## begin
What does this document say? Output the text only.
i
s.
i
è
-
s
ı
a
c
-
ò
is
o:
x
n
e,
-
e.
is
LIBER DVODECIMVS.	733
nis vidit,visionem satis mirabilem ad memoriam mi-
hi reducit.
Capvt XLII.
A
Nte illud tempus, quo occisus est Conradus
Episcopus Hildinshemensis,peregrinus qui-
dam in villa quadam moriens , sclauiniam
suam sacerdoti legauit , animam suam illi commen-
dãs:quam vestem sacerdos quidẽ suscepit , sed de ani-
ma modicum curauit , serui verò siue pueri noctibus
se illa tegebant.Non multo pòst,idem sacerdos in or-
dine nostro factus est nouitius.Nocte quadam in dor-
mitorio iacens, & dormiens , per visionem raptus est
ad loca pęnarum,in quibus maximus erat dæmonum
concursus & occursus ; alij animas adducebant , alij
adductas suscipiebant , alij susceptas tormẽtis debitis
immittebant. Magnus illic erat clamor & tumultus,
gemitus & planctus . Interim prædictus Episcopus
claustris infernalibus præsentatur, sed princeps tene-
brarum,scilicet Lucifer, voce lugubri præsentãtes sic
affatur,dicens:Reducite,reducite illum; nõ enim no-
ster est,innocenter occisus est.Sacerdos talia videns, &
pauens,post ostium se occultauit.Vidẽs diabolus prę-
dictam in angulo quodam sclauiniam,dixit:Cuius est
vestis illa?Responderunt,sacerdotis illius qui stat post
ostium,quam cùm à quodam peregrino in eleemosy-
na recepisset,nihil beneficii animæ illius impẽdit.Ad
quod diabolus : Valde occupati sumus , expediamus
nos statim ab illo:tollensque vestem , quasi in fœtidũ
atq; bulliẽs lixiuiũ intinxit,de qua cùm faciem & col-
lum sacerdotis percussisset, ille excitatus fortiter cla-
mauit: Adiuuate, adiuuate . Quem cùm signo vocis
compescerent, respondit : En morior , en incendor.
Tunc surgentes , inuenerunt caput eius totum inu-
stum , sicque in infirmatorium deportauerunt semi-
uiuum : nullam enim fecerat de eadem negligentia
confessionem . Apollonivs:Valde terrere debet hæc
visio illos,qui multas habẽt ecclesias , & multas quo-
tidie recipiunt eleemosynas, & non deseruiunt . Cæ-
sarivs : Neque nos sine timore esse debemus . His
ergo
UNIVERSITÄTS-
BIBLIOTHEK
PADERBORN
## end
◆ DIRECTION ◆
Transcribe the data. Leave every line exactly as it is.

◆ TASK OUTPUT ◆
What does this document say? Output the text only.
i
s.
i
è
-
s
ı
a
c
-
ò
is
o:
x
n
e,
-
e.
is
LIBER DVODECIMVS.	733
nis vidit,visionem satis mirabilem ad memoriam mi-
hi reducit.
Capvt XLII.
A
Nte illud tempus, quo occisus est Conradus
Episcopus Hildinshemensis,peregrinus qui-
dam in villa quadam moriens , sclauiniam
suam sacerdoti legauit , animam suam illi commen-
dãs:quam vestem sacerdos quidẽ suscepit , sed de ani-
ma modicum curauit , serui verò siue pueri noctibus
se illa tegebant.Non multo pòst,idem sacerdos in or-
dine nostro factus est nouitius.Nocte quadam in dor-
mitorio iacens, & dormiens , per visionem raptus est
ad loca pęnarum,in quibus maximus erat dæmonum
concursus & occursus ; alij animas adducebant , alij
adductas suscipiebant , alij susceptas tormẽtis debitis
immittebant. Magnus illic erat clamor & tumultus,
gemitus & planctus . Interim prædictus Episcopus
claustris infernalibus præsentatur, sed princeps tene-
brarum,scilicet Lucifer, voce lugubri præsentãtes sic
affatur,dicens:Reducite,reducite illum; nõ enim no-
ster est,innocenter occisus est.Sacerdos talia videns, &
pauens,post ostium se occultauit.Vidẽs diabolus prę-
dictam in angulo quodam sclauiniam,dixit:Cuius est
vestis illa?Responderunt,sacerdotis illius qui stat post
ostium,quam cùm à quodam peregrino in eleemosy-
na recepisset,nihil beneficii animæ illius impẽdit.Ad
quod diabolus : Valde occupati sumus , expediamus
nos statim ab illo:tollensque vestem , quasi in fœtidũ
atq; bulliẽs lixiuiũ intinxit,de qua cùm faciem & col-
lum sacerdotis percussisset, ille excitatus fortiter cla-
mauit: Adiuuate, adiuuate . Quem cùm signo vocis
compescerent, respondit : En morior , en incendor.
Tunc surgentes , inuenerunt caput eius totum inu-
stum , sicque in infirmatorium deportauerunt semi-
uiuum : nullam enim fecerat de eadem negligentia
confessionem . Apollonivs:Valde terrere debet hæc
visio illos,qui multas habẽt ecclesias , & multas quo-
tidie recipiunt eleemosynas, & non deseruiunt . Cæ-
sarivs : Neque nos sine timore esse debemus . His
ergo
UNIVERSITÄTS-
BIBLIOTHEK
PADERBORN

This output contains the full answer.